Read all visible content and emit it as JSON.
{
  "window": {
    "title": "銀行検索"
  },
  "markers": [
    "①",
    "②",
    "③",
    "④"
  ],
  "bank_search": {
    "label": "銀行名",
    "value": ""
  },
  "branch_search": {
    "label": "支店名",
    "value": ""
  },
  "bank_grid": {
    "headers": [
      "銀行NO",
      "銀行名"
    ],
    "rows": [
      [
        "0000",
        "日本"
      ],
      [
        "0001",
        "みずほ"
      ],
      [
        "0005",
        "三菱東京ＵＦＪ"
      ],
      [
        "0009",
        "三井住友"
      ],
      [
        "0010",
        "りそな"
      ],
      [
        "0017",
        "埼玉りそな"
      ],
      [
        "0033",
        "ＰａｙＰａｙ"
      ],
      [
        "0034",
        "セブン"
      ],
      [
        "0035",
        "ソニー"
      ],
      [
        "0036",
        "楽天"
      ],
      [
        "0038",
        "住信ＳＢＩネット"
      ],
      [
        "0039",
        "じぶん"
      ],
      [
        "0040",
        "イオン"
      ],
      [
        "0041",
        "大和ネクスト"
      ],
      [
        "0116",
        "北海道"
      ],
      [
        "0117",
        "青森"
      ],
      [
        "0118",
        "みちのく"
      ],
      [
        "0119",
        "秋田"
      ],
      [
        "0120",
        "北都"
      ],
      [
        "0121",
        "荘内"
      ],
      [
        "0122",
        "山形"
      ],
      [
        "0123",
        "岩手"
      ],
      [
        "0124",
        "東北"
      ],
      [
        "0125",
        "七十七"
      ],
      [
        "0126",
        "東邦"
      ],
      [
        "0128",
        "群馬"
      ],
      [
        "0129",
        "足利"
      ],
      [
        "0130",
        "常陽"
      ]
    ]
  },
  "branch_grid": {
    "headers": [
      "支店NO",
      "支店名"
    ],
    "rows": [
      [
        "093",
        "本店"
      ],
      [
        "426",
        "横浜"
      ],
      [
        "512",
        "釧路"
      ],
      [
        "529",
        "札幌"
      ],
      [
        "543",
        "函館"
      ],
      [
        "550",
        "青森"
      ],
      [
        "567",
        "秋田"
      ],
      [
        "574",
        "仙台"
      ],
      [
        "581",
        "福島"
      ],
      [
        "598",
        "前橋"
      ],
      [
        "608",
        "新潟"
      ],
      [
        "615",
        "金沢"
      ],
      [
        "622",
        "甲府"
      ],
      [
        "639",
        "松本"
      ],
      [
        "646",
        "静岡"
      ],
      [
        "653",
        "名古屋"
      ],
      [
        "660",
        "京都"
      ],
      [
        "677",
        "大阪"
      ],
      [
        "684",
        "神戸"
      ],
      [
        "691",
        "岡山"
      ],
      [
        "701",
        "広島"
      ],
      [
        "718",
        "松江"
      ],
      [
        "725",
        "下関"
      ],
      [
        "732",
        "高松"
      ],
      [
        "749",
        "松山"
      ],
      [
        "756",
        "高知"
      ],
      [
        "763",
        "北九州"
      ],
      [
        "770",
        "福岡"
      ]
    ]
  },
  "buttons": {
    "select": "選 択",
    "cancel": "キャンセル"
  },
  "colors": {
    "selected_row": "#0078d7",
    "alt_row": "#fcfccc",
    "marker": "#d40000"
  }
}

◆ Exercise goal:
Go through the listing and copy all of it exactly.

◆ Full answer:
Read all visible content and emit it as JSON.
{
  "window": {
    "title": "銀行検索"
  },
  "markers": [
    "①",
    "②",
    "③",
    "④"
  ],
  "bank_search": {
    "label": "銀行名",
    "value": ""
  },
  "branch_search": {
    "label": "支店名",
    "value": ""
  },
  "bank_grid": {
    "headers": [
      "銀行NO",
      "銀行名"
    ],
    "rows": [
      [
        "0000",
        "日本"
      ],
      [
        "0001",
        "みずほ"
      ],
      [
        "0005",
        "三菱東京ＵＦＪ"
      ],
      [
        "0009",
        "三井住友"
      ],
      [
        "0010",
        "りそな"
      ],
      [
        "0017",
        "埼玉りそな"
      ],
      [
        "0033",
        "ＰａｙＰａｙ"
      ],
      [
        "0034",
        "セブン"
      ],
      [
        "0035",
        "ソニー"
      ],
      [
        "0036",
        "楽天"
      ],
      [
        "0038",
        "住信ＳＢＩネット"
      ],
      [
        "0039",
        "じぶん"
      ],
      [
        "0040",
        "イオン"
      ],
      [
        "0041",
        "大和ネクスト"
      ],
      [
        "0116",
        "北海道"
      ],
      [
        "0117",
        "青森"
      ],
      [
        "0118",
        "みちのく"
      ],
      [
        "0119",
        "秋田"
      ],
      [
        "0120",
        "北都"
      ],
      [
        "0121",
        "荘内"
      ],
      [
        "0122",
        "山形"
      ],
      [
        "0123",
        "岩手"
      ],
      [
        "0124",
        "東北"
      ],
      [
        "0125",
        "七十七"
      ],
      [
        "0126",
        "東邦"
      ],
      [
        "0128",
        "群馬"
      ],
      [
        "0129",
        "足利"
      ],
      [
        "0130",
        "常陽"
      ]
    ]
  },
  "branch_grid": {
    "headers": [
      "支店NO",
      "支店名"
    ],
    "rows": [
      [
        "093",
        "本店"
      ],
      [
        "426",
        "横浜"
      ],
      [
        "512",
        "釧路"
      ],
      [
        "529",
        "札幌"
      ],
      [
        "543",
        "函館"
      ],
      [
        "550",
        "青森"
      ],
      [
        "567",
        "秋田"
      ],
      [
        "574",
        "仙台"
      ],
      [
        "581",
        "福島"
      ],
      [
        "598",
        "前橋"
      ],
      [
        "608",
        "新潟"
      ],
      [
        "615",
        "金沢"
      ],
      [
        "622",
        "甲府"
      ],
      [
        "639",
        "松本"
      ],
      [
        "646",
        "静岡"
      ],
      [
        "653",
        "名古屋"
      ],
      [
        "660",
        "京都"
      ],
      [
        "677",
        "大阪"
      ],
      [
        "684",
        "神戸"
      ],
      [
        "691",
        "岡山"
      ],
      [
        "701",
        "広島"
      ],
      [
        "718",
        "松江"
      ],
      [
        "725",
        "下関"
      ],
      [
        "732",
        "高松"
      ],
      [
        "749",
        "松山"
      ],
      [
        "756",
        "高知"
      ],
      [
        "763",
        "北九州"
      ],
      [
        "770",
        "福岡"
      ]
    ]
  },
  "buttons": {
    "select": "選 択",
    "cancel": "キャンセル"
  },
  "colors": {
    "selected_row": "#0078d7",
    "alt_row": "#fcfccc",
    "marker": "#d40000"
  }
}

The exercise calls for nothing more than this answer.